Problem to work on ::
Filter the entries below, keeping every line that has the word "specific".
--- Begin Provided records ---
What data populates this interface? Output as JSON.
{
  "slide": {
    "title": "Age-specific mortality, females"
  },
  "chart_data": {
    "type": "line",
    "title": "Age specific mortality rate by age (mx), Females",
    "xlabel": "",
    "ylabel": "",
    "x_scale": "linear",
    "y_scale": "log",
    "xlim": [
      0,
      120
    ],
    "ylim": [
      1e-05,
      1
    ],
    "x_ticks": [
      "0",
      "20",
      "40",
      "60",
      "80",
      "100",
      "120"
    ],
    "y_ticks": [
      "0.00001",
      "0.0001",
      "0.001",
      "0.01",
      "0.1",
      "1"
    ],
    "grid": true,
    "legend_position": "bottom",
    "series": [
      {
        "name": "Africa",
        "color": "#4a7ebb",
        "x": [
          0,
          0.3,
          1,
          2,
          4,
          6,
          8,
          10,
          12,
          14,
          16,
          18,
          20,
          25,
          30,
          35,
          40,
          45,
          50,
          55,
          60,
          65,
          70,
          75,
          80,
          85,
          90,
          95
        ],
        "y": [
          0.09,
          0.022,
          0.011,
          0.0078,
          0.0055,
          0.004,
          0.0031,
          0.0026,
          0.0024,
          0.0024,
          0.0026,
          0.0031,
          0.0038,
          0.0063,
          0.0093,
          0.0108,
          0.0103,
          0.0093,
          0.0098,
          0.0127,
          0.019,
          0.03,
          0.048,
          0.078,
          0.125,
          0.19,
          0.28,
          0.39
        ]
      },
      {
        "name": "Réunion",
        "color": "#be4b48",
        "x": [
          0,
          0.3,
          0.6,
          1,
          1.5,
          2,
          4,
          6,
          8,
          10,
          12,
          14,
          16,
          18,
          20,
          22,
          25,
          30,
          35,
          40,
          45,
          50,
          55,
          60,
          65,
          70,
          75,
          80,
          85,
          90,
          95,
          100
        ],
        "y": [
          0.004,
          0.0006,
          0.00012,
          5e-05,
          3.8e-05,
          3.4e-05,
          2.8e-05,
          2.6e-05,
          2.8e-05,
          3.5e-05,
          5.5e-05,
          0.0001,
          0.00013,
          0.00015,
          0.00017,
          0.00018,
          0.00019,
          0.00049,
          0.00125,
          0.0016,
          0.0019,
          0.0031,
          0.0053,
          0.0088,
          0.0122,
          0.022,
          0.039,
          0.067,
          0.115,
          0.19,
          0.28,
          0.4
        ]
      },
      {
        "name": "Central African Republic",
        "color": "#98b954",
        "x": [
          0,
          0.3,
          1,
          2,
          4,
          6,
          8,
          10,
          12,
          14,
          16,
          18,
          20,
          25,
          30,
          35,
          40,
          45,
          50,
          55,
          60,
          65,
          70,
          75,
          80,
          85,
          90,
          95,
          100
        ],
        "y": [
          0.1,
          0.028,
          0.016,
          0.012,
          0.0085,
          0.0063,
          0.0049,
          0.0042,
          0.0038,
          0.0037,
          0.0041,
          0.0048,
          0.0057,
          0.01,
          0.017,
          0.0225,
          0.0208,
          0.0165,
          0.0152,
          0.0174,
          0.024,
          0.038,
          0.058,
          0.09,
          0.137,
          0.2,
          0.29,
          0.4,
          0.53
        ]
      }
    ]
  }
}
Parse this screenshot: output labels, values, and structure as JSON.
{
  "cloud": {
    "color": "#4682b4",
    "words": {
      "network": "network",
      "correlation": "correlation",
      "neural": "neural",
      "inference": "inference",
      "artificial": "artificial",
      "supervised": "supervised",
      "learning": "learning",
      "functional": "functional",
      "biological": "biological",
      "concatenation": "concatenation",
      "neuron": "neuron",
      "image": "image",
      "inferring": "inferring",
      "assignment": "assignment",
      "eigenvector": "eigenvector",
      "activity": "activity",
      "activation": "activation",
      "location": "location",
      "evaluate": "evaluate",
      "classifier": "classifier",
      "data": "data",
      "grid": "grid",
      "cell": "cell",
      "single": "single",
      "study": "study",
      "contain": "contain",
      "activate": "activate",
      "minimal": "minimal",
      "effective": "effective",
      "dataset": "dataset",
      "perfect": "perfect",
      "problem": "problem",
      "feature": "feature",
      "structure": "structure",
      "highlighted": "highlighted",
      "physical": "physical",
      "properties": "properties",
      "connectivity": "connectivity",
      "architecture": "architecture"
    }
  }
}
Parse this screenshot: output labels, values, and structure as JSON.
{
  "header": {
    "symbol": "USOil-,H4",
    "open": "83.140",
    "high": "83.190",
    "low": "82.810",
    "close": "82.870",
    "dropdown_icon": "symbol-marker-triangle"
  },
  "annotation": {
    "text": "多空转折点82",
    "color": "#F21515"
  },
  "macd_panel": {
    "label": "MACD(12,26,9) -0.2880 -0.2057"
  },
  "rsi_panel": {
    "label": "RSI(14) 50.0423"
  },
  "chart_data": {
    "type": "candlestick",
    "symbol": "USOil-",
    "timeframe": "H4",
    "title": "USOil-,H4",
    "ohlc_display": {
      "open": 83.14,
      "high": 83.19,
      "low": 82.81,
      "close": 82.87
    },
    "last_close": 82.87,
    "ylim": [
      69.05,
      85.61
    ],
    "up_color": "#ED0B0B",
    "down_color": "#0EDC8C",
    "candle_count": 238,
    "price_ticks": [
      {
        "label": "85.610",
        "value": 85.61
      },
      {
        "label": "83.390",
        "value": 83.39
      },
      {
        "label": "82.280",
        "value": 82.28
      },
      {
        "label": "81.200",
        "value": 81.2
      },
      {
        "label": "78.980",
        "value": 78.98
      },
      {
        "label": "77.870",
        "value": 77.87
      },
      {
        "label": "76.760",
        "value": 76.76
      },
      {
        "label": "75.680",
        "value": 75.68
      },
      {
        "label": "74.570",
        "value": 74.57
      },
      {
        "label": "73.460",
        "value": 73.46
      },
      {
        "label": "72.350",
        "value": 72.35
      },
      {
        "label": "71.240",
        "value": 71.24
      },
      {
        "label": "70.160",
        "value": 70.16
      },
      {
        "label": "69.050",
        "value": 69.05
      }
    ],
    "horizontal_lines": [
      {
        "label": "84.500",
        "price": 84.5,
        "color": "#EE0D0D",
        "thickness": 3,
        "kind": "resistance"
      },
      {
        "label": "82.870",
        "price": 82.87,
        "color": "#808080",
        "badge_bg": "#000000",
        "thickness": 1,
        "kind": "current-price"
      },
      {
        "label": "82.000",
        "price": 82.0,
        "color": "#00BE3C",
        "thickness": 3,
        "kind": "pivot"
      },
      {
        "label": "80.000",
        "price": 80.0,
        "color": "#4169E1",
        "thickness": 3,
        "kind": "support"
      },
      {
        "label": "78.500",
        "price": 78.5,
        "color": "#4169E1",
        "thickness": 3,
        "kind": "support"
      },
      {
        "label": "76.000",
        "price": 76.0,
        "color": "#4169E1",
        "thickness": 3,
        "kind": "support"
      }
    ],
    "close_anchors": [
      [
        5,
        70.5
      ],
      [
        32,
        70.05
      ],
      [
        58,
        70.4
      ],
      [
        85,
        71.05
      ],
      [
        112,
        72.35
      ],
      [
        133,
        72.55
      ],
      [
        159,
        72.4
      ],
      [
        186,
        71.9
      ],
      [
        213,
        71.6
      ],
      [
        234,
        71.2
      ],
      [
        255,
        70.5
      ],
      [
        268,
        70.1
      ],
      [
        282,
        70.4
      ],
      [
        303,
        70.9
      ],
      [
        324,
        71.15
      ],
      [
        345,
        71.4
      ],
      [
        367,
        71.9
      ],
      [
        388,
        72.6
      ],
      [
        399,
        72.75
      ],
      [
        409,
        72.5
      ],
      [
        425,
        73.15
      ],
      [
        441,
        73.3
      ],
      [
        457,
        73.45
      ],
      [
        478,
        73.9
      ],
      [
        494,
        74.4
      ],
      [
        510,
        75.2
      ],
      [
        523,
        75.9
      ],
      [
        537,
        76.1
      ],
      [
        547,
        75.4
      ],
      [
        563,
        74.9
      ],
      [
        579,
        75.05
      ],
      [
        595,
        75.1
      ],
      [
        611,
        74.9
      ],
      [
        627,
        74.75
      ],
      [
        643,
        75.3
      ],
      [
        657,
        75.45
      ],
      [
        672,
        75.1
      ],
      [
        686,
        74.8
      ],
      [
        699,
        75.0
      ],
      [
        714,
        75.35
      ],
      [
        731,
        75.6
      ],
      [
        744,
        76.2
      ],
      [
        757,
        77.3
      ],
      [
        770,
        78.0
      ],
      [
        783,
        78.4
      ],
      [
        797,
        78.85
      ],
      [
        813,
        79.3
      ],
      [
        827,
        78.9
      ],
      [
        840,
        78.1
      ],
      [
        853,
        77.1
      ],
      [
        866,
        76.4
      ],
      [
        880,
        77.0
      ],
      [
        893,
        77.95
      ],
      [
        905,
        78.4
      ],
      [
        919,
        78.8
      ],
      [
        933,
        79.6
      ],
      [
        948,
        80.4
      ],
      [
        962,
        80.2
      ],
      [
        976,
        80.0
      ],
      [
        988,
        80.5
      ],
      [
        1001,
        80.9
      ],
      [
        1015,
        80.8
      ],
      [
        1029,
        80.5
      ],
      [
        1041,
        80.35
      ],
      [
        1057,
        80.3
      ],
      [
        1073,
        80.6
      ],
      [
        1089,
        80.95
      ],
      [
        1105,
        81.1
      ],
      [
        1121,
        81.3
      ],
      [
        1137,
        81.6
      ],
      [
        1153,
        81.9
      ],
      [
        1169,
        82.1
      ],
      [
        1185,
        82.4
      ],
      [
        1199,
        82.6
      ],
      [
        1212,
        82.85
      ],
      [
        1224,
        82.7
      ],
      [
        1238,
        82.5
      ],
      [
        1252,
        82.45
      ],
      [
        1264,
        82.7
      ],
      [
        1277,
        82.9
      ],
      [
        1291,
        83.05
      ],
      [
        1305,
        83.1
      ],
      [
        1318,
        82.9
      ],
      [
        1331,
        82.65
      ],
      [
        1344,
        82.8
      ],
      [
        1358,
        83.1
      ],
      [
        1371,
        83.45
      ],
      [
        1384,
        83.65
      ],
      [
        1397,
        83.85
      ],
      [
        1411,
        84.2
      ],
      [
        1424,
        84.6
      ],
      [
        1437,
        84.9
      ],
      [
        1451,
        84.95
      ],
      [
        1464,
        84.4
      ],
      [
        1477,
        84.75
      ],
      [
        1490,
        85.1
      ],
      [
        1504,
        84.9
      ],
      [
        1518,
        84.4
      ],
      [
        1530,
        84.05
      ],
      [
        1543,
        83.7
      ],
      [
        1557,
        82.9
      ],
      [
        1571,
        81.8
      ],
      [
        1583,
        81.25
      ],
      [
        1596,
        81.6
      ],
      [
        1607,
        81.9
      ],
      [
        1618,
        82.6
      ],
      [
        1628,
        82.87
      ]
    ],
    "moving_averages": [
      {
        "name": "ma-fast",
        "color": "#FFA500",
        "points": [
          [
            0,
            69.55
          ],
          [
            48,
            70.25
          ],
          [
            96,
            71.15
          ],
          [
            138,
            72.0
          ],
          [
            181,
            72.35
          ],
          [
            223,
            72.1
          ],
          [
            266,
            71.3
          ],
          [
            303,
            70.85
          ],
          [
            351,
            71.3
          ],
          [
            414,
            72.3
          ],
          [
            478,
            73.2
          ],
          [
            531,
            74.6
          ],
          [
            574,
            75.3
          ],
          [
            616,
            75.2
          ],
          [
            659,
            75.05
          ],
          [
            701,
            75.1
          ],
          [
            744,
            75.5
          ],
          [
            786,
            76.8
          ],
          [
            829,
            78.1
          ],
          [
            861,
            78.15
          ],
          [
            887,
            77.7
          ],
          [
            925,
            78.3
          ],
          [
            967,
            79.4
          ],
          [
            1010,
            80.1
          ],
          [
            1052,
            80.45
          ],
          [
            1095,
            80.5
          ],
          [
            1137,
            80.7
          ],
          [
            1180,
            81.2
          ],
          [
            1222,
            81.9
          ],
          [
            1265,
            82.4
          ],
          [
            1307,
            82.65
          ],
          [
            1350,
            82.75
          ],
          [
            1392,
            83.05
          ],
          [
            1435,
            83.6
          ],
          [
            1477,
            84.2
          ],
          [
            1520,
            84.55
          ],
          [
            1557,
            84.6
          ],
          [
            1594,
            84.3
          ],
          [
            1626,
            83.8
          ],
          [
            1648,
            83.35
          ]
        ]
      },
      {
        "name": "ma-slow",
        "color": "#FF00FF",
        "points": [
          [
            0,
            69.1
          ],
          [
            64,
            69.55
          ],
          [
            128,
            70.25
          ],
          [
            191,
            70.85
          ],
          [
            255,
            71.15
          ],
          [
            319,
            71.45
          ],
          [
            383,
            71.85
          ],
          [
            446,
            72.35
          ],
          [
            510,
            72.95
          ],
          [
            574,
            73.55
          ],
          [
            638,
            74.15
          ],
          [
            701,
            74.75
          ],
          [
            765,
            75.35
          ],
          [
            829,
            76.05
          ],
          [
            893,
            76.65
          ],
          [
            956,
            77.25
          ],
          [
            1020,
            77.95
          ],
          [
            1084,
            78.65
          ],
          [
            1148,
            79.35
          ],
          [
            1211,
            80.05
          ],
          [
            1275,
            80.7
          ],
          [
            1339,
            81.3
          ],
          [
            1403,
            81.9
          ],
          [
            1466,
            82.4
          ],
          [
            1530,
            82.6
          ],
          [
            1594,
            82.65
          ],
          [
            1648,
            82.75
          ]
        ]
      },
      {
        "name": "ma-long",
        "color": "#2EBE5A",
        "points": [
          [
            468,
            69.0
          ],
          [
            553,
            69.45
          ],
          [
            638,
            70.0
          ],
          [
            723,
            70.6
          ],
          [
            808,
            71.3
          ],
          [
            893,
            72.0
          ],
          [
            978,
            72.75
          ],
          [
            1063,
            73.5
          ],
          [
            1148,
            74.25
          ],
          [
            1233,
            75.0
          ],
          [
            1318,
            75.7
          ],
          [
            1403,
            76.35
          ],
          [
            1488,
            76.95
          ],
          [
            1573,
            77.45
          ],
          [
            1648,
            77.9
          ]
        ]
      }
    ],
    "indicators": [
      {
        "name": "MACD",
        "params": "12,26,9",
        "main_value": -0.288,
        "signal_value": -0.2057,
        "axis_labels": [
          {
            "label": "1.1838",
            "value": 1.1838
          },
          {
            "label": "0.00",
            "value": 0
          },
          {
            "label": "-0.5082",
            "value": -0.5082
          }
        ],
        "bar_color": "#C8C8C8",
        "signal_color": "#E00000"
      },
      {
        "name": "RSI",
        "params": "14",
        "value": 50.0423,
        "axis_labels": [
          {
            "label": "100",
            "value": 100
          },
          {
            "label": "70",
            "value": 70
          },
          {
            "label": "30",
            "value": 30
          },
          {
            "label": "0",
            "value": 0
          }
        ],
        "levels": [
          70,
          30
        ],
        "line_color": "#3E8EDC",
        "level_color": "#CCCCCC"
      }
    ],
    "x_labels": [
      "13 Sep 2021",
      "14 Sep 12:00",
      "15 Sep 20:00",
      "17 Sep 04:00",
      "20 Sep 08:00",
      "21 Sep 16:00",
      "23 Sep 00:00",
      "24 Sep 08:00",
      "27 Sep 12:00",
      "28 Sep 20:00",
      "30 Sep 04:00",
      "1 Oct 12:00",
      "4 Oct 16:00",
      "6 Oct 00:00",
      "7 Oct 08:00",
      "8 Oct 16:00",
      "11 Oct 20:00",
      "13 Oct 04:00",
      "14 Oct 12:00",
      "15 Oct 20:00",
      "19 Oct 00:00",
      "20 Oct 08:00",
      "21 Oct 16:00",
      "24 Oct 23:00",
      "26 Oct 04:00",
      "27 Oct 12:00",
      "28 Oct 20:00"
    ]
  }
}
--- End Provided records ---
The completed task ::
    "title": "Age-specific mortality, females"
    "title": "Age specific mortality rate by age (mx), Females",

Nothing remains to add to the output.